Hello! We just moved into a new home and we have some fruit trees. I'm concerned for our little plum tree. It's produced some beautiful juicy plums, but it's not looking real healthy. We have only been here a week but I want to get started on her quickly. The home hasn't been lived in for four years so I know she's been neglected. I've very unfamiliar with fruit trees of any kind. Can anyone give me any tips? I've attached some pictures to help you see the condition. Thanks in advance! I really really want her to blossom once again.

Comments (8)

  • fireduck
    10 years ago

    G...someone has done a poor job of pruning and maintaining this older tree. Maybe you can bring it back to health. Trim all of the dead wood out....and cut off (flush with connecting branch) all "stumps" that were left to rot and die back. Never leave a stump...always prune back flush to the supplying branch. It will easily heal over. Feed and water and pray.

  • ltilton
    10 years ago

    That tree is a real mess! On the left-hand limb, I'm seeing a lot of dead and peeling bark. You might have to remove the entire thing, down to those smaller branches that might make new low scaffolds. [Maybe too low]

  • greenthumb4
    Original Author
    10 years ago

    Thank you both for your replies to my help question. I appreciate it very much! I'm going to take both your advise and try my best to save her :( It saddens me not more people take care of fruit trees more....thank you again and I will keep you posted on her progress. Hopefully she still has some life left! :) (I posted another picture of her overall)
+---+
GIVEN EXERCISE>
Revise part of the plum tree thread by beginning at the words "Hello! We just" and stopping after "blossom once again.", with "juicy" replaced by "ripe". Give that stretch again. The rows after this point are separate material, apart from the plum tree thread.

DATASET RECORDS>
+---+
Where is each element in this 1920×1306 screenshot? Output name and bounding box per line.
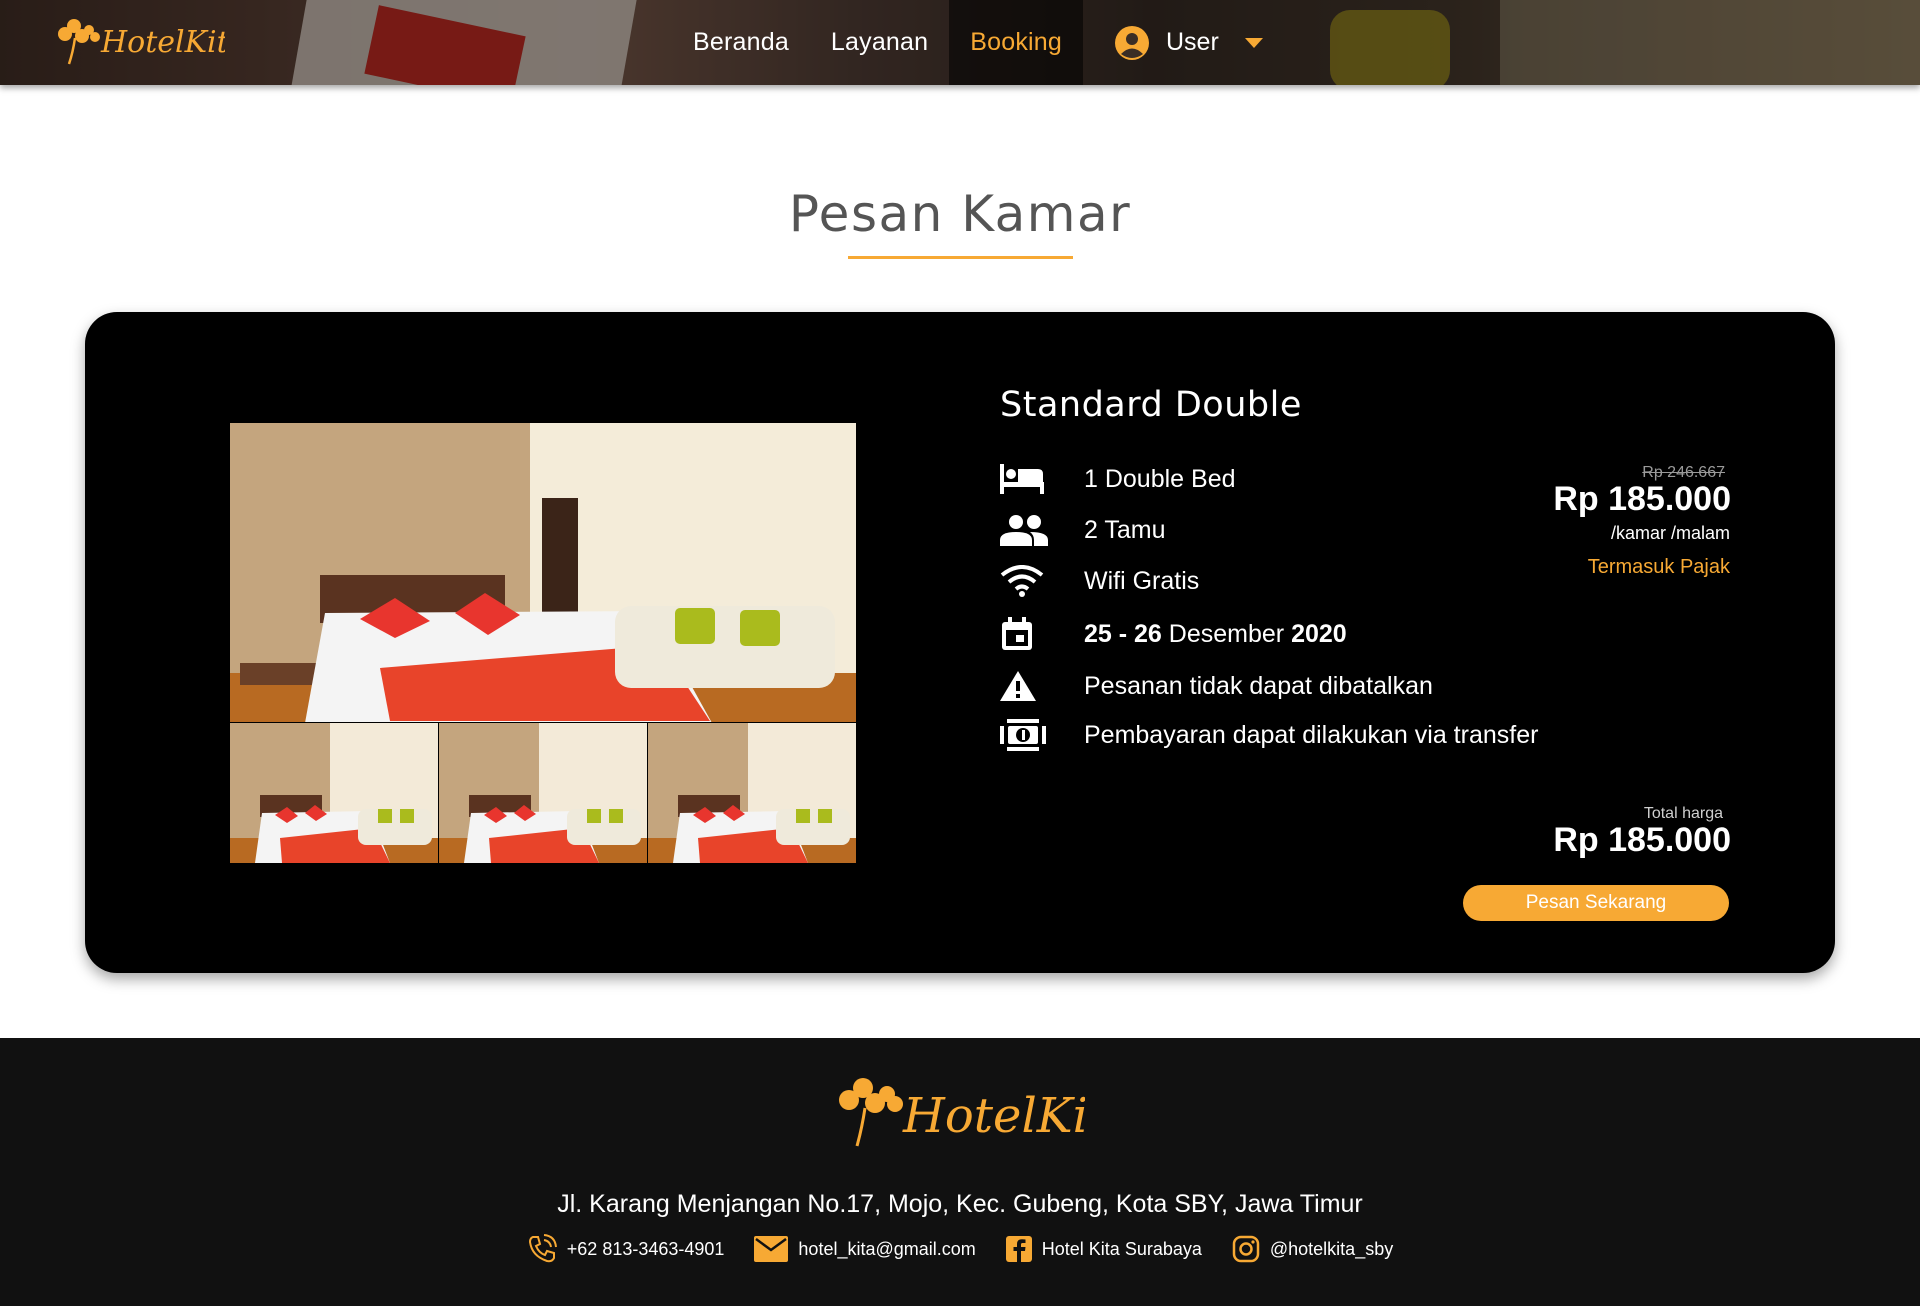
+---+
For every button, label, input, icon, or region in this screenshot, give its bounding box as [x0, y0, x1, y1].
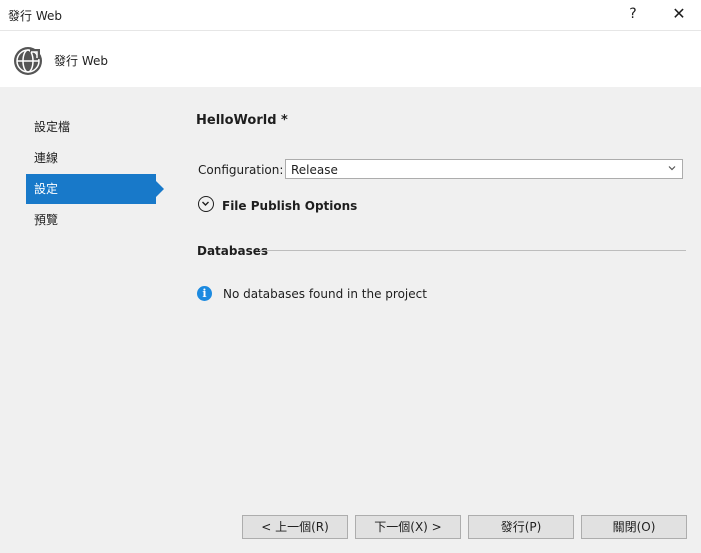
+---+
FULL RESPONSE>
Hello! We just moved into a new home and we have some fruit trees. I'm concerned for our little plum tree. It's produced some beautiful ripe plums, but it's not looking real healthy. We have only been here a week but I want to get started on her quickly. The home hasn't been lived in for four years so I know she's been neglected. I've very unfamiliar with fruit trees of any kind. Can anyone give me any tips? I've attached some pictures to help you see the condition. Thanks in advance! I really really want her to blossom once again.